◆ WORK TO BE COMPLETED: Copy out the lines below word for word, from the line with "What elements are" up to and including the line with "svg-text:J: J xyxy=(354,1467,376,1514)".
-- Begin THE RECORDS --
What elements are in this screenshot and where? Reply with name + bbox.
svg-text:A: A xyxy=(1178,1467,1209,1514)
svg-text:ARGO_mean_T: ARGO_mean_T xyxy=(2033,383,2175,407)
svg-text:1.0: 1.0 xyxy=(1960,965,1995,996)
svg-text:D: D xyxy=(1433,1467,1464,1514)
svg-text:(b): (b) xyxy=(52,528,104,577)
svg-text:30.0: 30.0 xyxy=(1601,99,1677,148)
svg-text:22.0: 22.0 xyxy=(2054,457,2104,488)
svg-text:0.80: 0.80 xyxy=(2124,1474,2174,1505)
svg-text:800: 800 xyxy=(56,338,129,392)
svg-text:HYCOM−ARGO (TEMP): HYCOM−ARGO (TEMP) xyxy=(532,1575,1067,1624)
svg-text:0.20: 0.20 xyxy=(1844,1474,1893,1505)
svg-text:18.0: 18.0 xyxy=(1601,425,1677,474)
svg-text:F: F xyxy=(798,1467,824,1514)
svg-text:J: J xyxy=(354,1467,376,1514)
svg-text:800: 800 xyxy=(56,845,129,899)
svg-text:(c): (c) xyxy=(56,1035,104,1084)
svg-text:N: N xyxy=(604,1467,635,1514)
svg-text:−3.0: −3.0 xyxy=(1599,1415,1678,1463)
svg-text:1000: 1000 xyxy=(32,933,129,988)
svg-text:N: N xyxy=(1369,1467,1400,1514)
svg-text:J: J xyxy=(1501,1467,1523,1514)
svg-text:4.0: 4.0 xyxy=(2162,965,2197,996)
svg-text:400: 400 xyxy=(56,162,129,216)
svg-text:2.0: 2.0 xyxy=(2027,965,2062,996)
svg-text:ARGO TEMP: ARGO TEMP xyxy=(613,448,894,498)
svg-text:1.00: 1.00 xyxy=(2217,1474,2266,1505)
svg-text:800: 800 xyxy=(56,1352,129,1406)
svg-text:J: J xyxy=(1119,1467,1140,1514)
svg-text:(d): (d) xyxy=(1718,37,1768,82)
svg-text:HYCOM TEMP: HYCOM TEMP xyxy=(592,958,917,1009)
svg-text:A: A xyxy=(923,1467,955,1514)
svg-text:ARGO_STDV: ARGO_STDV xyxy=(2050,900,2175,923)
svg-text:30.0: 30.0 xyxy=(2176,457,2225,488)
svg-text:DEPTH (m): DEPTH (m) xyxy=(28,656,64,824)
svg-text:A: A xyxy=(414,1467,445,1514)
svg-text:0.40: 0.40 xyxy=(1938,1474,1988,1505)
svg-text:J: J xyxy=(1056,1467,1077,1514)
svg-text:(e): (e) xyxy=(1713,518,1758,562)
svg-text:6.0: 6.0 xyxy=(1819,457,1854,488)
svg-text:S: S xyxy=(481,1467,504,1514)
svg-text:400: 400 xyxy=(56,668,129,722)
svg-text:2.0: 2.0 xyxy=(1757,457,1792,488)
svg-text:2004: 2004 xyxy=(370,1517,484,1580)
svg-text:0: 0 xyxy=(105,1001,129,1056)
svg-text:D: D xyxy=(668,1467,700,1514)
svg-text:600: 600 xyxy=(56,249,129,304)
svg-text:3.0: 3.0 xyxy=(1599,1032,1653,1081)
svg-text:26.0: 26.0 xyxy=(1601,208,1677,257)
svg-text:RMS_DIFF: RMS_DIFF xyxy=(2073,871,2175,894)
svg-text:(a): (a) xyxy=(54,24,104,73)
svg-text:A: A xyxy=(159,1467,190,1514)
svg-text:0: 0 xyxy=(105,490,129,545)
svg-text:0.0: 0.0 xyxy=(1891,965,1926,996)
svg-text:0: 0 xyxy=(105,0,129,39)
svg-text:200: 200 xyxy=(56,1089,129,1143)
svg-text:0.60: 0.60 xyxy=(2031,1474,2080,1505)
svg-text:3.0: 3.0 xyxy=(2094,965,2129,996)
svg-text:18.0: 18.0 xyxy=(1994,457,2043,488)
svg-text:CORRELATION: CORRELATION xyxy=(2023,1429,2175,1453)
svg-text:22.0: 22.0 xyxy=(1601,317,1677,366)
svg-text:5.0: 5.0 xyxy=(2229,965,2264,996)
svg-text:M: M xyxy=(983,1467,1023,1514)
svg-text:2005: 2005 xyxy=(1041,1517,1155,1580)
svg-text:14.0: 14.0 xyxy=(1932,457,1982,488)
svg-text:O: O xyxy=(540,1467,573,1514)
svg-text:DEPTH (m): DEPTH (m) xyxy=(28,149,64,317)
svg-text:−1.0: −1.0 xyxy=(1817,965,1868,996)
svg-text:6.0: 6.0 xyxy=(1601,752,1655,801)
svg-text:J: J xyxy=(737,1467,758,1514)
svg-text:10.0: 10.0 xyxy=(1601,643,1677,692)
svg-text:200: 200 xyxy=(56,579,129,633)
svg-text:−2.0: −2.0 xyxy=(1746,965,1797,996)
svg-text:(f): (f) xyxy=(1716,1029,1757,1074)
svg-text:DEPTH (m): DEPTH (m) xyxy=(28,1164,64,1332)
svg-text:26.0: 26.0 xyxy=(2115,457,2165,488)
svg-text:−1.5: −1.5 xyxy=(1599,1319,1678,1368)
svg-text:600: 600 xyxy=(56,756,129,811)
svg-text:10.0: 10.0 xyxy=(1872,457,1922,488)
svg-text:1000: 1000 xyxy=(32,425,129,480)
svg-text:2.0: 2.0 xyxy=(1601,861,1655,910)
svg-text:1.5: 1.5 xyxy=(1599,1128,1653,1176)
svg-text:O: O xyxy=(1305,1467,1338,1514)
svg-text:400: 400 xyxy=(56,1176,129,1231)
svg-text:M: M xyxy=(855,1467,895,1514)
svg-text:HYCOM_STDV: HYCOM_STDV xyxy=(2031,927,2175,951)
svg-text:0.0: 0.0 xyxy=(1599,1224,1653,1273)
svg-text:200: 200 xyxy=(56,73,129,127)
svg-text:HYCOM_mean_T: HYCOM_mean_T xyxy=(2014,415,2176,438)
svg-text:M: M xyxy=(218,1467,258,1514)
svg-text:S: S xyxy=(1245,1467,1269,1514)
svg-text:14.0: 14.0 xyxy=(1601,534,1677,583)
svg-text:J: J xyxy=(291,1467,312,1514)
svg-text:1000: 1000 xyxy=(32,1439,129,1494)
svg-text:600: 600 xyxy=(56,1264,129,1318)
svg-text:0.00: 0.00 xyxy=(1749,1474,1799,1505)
-- End THE RECORDS --
-- Begin THE RECORDS --
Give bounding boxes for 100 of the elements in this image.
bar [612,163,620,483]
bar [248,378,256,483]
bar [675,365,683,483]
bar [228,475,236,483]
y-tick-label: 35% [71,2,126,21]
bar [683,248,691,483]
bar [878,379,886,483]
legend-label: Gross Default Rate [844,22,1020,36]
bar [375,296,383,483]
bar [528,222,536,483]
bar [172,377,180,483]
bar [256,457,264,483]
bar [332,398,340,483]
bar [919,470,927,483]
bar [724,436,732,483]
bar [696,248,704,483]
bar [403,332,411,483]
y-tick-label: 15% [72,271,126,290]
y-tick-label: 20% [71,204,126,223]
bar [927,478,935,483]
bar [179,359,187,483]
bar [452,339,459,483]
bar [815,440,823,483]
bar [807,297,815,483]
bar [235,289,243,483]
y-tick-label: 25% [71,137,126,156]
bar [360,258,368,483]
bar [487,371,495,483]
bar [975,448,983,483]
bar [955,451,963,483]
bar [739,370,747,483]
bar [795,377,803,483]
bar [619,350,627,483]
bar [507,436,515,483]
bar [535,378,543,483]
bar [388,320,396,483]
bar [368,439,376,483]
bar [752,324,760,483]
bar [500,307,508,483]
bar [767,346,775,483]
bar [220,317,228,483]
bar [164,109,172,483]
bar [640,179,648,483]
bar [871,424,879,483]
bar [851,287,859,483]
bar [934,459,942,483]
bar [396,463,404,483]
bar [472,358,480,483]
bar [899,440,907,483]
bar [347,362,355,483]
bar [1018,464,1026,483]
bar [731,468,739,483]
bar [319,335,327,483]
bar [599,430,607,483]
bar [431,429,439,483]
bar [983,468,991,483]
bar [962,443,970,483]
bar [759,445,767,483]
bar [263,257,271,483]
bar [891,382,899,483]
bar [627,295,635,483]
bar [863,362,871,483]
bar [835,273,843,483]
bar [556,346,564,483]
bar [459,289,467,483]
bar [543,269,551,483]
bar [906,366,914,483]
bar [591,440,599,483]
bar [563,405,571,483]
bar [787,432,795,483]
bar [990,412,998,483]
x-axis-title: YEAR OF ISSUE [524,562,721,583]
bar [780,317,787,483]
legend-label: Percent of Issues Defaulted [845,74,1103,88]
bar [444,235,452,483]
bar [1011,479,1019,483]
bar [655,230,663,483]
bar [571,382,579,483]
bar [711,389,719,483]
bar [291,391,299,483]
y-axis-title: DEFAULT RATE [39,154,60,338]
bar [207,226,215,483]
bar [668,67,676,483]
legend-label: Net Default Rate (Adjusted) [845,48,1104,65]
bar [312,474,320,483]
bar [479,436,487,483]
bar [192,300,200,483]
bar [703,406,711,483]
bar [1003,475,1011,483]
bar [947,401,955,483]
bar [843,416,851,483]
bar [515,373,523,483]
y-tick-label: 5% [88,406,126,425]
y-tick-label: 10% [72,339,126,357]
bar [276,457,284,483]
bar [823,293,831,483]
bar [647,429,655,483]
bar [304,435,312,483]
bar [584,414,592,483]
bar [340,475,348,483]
-- End THE RECORDS --
◆ SOLUTION FOR THIS PROBLEM:
What elements are in this screenshot and where? Reply with name + bbox.
svg-text:A: A xyxy=(1178,1467,1209,1514)
svg-text:ARGO_mean_T: ARGO_mean_T xyxy=(2033,383,2175,407)
svg-text:1.0: 1.0 xyxy=(1960,965,1995,996)
svg-text:D: D xyxy=(1433,1467,1464,1514)
svg-text:(b): (b) xyxy=(52,528,104,577)
svg-text:30.0: 30.0 xyxy=(1601,99,1677,148)
svg-text:22.0: 22.0 xyxy=(2054,457,2104,488)
svg-text:0.80: 0.80 xyxy=(2124,1474,2174,1505)
svg-text:800: 800 xyxy=(56,338,129,392)
svg-text:HYCOM−ARGO (TEMP): HYCOM−ARGO (TEMP) xyxy=(532,1575,1067,1624)
svg-text:0.20: 0.20 xyxy=(1844,1474,1893,1505)
svg-text:18.0: 18.0 xyxy=(1601,425,1677,474)
svg-text:F: F xyxy=(798,1467,824,1514)
svg-text:J: J xyxy=(354,1467,376,1514)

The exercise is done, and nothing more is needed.